# Source document

--- START ---

Sen. McCain crossed the aisle with Sen. Susan Collins (R-Maine) and Sen. Lisa Murkowski (R-Alaska) and voted with the 48 members of the chamber’s Democratic caucus to kill the bill. Republicans would have needed 50 votes to pass the measure, with Vice President Mike Pence on hand to cast a tie-breaking vote if necessary. With three senators voting against the measure, however, the 49 votes were not enough.

Sen. John McCain (R-Ariz.)
That bill was very limited in what it would do, including repealing the individual and employer mandates and the medical device tax, defunding Planned Parenthood, increasing contribution limits to health savings accounts, and providing flexibility to insurers to offer plans that did not cover all the essential health benefits as defined in the ACA.

In the early evening on July 27, however, Sen. McCain made it clear during a press conference that he would not vote for a skinny repeal. Other senators expressed concern over the skinny repeal but said they would vote for it if there were assurances that the House would actually go to conference committee (a procedure used when the House and Senate pass different versions of the same bill to allow a bipartisan group to find consensus and create a unified bill) and work out a final bill and not simply move the skinny repeal straight to the president’s desk.

--- END ---

# Exercise requirements
a. In the passage on the Senate repeal vote, how many votes would Republicans have needed to pass the measure?
b. Quote the passage on the Senate repeal vote from "Sen. John McCain" to "in the ACA.".
c. Render this sentence from the passage on the Senate repeal vote in Spanish: "With three senators voting against the measure, however, the 49 votes were not enough."

# Information shown

--- START ---

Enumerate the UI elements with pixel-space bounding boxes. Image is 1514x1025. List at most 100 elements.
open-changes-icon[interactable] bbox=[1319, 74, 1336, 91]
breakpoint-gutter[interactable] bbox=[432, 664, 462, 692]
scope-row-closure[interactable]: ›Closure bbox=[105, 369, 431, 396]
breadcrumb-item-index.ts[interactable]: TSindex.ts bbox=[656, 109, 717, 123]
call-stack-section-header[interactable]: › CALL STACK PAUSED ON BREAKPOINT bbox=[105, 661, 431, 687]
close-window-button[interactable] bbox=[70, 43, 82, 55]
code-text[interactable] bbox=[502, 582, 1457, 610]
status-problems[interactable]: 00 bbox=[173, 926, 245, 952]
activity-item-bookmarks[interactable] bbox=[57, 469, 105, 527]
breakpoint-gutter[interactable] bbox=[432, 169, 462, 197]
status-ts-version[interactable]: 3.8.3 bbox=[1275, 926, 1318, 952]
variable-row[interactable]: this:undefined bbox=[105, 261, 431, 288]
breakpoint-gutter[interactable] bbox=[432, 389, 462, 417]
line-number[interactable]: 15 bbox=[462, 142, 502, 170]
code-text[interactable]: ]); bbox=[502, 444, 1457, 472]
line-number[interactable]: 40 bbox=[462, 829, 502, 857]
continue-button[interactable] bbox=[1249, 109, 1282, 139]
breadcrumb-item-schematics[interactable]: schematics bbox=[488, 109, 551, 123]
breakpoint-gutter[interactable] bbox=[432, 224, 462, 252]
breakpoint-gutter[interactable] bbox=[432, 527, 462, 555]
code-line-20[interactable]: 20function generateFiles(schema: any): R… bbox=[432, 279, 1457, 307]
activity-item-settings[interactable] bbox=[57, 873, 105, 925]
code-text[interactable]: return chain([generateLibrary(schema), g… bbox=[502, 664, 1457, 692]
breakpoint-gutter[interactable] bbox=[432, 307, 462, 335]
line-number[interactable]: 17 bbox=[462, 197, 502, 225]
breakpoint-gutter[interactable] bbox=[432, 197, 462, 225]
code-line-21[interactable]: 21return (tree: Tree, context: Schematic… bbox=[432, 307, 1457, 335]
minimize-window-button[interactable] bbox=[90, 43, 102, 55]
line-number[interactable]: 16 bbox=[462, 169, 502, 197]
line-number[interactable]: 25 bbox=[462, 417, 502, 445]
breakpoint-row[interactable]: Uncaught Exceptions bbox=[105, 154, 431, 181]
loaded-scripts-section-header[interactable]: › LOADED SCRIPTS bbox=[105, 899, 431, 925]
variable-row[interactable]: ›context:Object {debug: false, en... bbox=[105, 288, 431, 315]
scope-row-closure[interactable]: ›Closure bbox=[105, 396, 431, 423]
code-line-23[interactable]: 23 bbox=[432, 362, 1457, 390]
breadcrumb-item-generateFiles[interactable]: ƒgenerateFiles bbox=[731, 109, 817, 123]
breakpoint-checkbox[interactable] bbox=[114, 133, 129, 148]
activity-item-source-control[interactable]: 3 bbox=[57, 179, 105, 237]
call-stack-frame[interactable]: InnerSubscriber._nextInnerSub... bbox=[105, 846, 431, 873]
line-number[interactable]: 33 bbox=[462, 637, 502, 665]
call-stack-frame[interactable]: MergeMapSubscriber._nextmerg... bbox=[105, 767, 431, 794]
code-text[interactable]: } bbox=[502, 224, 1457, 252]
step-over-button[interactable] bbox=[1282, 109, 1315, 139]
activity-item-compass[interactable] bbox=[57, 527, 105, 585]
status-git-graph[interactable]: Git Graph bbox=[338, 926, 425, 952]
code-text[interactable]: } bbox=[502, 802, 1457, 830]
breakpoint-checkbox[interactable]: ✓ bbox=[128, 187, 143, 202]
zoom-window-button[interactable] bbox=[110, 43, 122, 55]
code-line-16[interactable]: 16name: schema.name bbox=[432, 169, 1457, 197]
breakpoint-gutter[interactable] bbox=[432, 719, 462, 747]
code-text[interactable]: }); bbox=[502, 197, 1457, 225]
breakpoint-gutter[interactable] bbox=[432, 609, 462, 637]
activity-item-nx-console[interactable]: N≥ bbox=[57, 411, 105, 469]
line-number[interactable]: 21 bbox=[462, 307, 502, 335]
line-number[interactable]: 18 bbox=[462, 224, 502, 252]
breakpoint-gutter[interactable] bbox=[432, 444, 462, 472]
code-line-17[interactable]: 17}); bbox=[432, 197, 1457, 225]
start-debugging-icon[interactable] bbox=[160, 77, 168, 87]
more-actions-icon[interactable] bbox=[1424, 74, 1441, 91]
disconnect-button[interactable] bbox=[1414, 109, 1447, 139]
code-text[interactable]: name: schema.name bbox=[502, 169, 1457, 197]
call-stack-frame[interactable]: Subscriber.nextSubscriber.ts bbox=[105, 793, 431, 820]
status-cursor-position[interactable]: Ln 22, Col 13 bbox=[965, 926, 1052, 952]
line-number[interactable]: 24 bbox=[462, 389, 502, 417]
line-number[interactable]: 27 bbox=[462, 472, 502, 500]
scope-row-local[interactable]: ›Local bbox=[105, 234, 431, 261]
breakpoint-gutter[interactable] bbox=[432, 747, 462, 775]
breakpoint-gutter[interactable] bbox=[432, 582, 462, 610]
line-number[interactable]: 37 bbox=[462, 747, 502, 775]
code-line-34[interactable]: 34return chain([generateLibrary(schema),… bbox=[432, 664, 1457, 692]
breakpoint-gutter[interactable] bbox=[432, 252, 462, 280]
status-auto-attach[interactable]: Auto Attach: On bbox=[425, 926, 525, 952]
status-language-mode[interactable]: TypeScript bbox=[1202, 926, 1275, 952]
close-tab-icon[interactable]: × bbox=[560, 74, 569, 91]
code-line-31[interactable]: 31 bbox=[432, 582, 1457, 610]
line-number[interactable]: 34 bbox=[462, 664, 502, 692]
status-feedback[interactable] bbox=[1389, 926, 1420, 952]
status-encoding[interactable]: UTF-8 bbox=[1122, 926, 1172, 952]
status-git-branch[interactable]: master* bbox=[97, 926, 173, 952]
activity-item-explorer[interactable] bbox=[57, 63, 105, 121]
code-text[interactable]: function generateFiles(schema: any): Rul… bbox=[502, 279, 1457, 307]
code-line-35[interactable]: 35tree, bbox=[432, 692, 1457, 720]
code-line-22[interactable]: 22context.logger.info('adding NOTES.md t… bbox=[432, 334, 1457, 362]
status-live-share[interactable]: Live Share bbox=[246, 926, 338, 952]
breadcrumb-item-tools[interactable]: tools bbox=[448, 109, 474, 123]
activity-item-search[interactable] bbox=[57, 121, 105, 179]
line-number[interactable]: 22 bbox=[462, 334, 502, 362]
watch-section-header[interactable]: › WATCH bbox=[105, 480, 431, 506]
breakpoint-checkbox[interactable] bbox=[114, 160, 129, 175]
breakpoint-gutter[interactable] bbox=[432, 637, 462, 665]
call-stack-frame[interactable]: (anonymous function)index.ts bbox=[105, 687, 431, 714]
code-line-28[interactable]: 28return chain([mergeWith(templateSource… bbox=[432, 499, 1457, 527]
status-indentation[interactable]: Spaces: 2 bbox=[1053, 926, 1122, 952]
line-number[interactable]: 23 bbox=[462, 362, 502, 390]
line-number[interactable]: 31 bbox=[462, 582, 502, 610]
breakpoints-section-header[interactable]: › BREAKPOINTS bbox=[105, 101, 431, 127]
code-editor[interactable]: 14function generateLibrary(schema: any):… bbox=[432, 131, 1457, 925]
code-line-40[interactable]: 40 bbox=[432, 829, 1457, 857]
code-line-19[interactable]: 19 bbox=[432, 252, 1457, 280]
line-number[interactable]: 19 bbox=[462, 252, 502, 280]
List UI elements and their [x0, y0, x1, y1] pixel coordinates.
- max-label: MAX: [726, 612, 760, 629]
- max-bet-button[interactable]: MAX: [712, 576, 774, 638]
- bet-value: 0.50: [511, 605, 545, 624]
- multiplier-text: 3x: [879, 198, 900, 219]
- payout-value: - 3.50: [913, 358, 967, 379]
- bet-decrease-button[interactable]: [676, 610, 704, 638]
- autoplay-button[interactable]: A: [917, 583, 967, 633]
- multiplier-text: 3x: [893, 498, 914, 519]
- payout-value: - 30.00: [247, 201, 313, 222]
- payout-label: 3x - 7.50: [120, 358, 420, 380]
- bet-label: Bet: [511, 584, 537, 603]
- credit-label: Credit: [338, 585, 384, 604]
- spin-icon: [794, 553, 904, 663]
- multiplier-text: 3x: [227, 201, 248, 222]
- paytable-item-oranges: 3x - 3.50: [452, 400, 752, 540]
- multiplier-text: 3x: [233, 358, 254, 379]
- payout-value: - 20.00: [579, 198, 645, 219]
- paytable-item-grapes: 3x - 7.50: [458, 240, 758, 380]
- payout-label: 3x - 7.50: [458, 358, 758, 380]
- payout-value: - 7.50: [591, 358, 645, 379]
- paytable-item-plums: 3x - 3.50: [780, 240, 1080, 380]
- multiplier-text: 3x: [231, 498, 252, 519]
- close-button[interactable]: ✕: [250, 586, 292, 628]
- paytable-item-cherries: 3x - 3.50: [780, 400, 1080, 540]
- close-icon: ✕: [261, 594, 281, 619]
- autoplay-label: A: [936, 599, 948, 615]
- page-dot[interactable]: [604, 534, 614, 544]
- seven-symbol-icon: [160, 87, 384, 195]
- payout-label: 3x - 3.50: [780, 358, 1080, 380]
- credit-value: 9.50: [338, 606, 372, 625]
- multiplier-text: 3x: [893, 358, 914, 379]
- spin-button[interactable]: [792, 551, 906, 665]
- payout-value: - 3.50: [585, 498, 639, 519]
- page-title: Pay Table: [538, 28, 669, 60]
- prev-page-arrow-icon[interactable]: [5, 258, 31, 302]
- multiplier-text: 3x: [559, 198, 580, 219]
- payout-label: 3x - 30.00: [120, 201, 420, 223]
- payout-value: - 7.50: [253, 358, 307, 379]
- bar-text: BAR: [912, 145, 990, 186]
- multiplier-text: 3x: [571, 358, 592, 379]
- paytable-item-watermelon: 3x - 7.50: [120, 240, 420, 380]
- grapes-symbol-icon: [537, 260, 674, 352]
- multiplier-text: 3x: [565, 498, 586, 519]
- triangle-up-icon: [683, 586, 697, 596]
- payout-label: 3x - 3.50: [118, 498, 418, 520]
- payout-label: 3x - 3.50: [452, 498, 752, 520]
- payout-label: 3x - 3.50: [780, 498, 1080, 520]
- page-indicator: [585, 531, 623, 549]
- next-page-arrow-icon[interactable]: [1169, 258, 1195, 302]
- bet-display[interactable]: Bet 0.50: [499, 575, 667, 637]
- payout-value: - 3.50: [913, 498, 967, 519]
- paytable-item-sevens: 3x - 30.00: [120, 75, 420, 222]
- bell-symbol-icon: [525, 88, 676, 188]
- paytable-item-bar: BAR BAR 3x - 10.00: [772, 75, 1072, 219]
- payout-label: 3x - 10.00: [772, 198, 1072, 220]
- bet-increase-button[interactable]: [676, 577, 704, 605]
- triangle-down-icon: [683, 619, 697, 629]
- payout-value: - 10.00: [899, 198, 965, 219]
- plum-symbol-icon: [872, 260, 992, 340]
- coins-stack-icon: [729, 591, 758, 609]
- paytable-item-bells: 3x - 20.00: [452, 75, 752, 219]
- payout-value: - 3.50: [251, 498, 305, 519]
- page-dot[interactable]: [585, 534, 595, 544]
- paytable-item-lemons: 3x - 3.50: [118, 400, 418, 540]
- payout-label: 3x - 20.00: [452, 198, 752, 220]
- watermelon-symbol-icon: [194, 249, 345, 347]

--- END ---

# Task-by-task results
a. 50 votes

b.
Sen. John McCain (R-Ariz.)
That bill was very limited in what it would do, including repealing the individual and employer mandates and the medical device tax, defunding Planned Parenthood, increasing contribution limits to health savings accounts, and providing flexibility to insurers to offer plans that did not cover all the essential health benefits as defined in the ACA.

c. Sin embargo, con tres senadores votando en contra de la medida, los 49 votos no fueron suficientes.